## begin PROVIDED RECORDS

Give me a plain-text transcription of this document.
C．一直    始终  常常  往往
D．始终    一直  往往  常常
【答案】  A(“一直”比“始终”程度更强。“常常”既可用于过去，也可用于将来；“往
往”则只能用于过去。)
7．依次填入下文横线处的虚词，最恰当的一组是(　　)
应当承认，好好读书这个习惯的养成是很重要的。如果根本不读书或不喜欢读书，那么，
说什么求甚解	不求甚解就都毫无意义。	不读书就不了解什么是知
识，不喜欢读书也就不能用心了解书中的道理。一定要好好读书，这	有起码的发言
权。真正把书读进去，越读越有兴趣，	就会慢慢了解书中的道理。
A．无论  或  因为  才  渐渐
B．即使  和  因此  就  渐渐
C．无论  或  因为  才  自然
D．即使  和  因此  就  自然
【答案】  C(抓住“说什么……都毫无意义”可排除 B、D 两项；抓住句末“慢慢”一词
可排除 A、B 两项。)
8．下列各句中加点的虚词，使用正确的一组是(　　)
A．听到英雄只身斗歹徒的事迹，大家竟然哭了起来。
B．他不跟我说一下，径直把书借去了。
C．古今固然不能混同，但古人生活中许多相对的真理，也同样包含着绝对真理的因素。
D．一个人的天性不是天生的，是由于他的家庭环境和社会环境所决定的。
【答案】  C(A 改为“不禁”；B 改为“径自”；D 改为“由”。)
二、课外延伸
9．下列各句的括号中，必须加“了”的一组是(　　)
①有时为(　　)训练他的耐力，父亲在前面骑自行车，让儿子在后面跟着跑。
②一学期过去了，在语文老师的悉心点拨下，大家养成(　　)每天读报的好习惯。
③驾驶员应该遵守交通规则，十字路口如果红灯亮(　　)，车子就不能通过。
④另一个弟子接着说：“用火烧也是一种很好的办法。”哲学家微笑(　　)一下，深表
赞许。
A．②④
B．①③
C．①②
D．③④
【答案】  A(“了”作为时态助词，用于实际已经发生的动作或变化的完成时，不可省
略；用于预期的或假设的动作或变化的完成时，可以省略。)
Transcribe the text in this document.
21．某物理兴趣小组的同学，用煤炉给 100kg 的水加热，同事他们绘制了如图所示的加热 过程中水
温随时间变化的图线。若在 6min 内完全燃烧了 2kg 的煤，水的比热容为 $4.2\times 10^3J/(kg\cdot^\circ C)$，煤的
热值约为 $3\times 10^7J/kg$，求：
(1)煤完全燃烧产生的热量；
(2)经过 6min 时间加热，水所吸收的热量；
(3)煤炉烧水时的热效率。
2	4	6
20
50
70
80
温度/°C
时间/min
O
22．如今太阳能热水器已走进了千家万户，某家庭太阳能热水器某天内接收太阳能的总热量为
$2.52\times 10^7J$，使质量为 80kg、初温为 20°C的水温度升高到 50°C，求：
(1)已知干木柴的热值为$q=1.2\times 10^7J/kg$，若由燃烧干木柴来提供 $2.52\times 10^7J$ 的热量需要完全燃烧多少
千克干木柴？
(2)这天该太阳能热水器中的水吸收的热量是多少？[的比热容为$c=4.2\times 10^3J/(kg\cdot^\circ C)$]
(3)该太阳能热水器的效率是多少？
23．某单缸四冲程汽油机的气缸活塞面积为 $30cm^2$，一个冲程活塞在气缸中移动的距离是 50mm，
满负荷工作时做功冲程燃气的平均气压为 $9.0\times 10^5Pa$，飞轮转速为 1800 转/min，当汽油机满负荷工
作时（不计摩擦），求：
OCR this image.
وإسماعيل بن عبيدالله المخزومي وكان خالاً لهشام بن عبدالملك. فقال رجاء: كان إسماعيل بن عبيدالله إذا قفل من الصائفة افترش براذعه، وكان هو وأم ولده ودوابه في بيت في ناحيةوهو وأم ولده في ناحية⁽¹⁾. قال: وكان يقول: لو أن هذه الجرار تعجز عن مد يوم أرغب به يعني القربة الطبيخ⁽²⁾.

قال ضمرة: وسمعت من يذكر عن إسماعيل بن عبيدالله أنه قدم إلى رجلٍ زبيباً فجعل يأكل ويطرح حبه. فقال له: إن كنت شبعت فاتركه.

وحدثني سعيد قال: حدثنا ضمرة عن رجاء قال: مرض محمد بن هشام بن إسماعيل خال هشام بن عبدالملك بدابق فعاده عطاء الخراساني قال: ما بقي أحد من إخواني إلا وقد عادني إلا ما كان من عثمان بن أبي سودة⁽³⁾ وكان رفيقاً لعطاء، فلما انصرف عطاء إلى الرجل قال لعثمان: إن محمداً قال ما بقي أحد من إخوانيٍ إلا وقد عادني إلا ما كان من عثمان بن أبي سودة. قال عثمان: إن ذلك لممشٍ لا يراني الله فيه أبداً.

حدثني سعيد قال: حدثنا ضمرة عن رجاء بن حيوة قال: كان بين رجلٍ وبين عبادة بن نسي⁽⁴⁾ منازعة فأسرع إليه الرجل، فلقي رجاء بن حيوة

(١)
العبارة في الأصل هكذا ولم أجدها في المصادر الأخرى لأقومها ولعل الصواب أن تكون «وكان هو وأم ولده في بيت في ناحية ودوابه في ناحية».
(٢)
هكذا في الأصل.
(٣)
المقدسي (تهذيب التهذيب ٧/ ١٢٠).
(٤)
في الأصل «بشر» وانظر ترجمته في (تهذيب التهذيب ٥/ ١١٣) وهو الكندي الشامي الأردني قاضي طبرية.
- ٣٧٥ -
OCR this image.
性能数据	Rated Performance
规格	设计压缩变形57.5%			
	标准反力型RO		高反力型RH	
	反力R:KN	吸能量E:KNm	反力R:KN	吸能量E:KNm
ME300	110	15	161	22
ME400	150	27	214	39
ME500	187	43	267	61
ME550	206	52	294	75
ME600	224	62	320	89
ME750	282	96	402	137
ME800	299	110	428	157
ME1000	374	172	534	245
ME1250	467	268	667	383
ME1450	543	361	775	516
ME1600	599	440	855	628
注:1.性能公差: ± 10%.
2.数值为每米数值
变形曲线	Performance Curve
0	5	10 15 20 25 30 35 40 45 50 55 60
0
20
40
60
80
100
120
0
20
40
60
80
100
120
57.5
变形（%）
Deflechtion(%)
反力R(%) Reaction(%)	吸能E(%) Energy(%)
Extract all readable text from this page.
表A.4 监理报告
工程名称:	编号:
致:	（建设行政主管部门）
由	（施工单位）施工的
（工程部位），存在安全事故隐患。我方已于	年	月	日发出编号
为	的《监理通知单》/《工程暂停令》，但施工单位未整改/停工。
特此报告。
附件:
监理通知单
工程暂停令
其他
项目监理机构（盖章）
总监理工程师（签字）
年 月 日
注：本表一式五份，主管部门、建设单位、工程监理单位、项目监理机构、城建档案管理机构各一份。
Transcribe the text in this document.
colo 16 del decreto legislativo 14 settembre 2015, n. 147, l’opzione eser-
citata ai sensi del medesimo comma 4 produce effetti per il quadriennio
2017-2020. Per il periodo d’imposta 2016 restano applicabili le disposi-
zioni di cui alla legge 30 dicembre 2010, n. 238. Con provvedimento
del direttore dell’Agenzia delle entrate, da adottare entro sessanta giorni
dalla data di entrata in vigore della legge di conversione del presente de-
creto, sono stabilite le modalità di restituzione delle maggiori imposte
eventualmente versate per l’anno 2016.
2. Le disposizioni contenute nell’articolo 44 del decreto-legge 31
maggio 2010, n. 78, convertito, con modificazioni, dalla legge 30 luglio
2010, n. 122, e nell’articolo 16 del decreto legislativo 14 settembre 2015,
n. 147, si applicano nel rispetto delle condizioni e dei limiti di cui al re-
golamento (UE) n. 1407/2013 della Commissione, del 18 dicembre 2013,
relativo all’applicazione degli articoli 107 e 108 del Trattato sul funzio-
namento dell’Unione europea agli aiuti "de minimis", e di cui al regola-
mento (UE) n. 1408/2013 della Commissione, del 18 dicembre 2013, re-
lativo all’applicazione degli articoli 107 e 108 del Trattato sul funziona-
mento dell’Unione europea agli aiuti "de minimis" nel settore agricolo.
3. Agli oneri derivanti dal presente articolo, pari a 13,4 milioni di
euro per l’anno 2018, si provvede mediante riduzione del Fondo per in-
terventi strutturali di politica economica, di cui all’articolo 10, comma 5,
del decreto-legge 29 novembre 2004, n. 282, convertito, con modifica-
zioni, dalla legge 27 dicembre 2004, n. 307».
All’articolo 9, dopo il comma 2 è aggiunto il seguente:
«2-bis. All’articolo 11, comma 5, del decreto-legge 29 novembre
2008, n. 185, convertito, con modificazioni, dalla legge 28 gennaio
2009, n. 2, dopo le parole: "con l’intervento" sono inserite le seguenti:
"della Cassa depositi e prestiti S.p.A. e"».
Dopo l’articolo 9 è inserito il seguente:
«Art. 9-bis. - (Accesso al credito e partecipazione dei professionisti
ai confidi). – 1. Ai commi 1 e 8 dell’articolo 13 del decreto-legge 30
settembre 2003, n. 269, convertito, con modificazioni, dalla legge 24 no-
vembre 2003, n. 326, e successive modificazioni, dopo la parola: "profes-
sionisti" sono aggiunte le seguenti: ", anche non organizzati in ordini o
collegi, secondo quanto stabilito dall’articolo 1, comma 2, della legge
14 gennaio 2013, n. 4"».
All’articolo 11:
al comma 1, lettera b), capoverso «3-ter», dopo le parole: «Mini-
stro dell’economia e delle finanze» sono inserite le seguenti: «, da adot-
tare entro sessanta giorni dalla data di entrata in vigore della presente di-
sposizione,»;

## end PROVIDED RECORDS

### PROBLEM TO SOLVE
Give only the number of lines in the entries above that hold the string "text".

### SOLUTION
4